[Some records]
--- Begin ---

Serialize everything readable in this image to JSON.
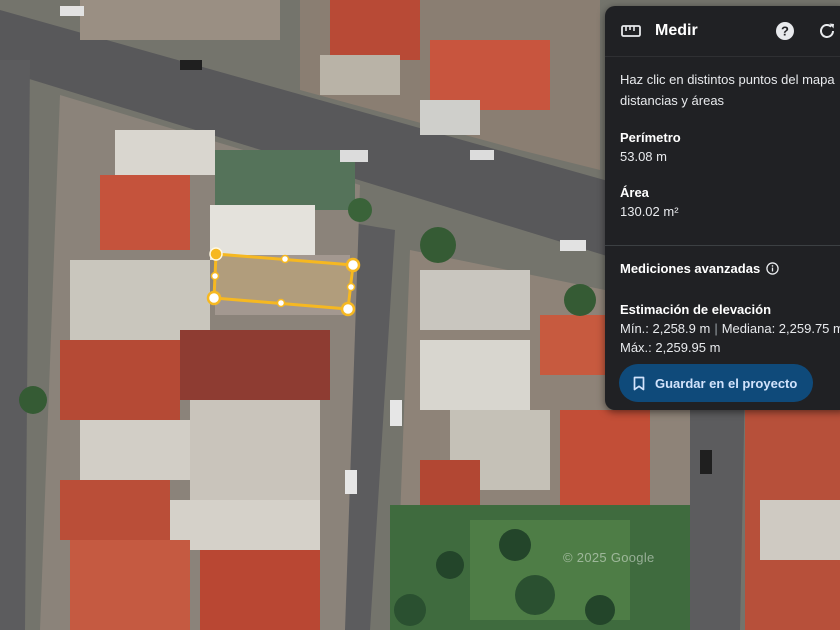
{
  "panel": {
    "title": "Medir",
    "instructions": "Haz clic en distintos puntos del mapa distancias y áreas",
    "perimeter": {
      "label": "Perímetro",
      "value": "53.08 m"
    },
    "area": {
      "label": "Área",
      "value": "130.02 m²"
    },
    "advanced": {
      "label": "Mediciones avanzadas"
    },
    "elevation": {
      "label": "Estimación de elevación",
      "min": "Mín.: 2,258.9 m",
      "median": "Mediana: 2,259.75 m",
      "max": "Máx.: 2,259.95 m"
    },
    "save_label": "Guardar en el proyecto",
    "icons": [
      "ruler-icon",
      "help-icon",
      "refresh-icon",
      "info-icon",
      "bookmark-icon"
    ]
  },
  "map": {
    "watermark": "© 2025 Google",
    "measure_color": "#f6b821"
  }
}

--- End ---

GIVEN INSTRUCTION: Your copy should match the records word for word, with the pictures removed.

ANSWER FOR THE TASK:
Serialize everything readable in this image to JSON.
{
  "panel": {
    "title": "Medir",
    "instructions": "Haz clic en distintos puntos del mapa distancias y áreas",
    "perimeter": {
      "label": "Perímetro",
      "value": "53.08 m"
    },
    "area": {
      "label": "Área",
      "value": "130.02 m²"
    },
    "advanced": {
      "label": "Mediciones avanzadas"
    },
    "elevation": {
      "label": "Estimación de elevación",
      "min": "Mín.: 2,258.9 m",
      "median": "Mediana: 2,259.75 m",
      "max": "Máx.: 2,259.95 m"
    },
    "save_label": "Guardar en el proyecto",
    "icons": [
      "ruler-icon",
      "help-icon",
      "refresh-icon",
      "info-icon",
      "bookmark-icon"
    ]
  },
  "map": {
    "watermark": "© 2025 Google",
    "measure_color": "#f6b821"
  }
}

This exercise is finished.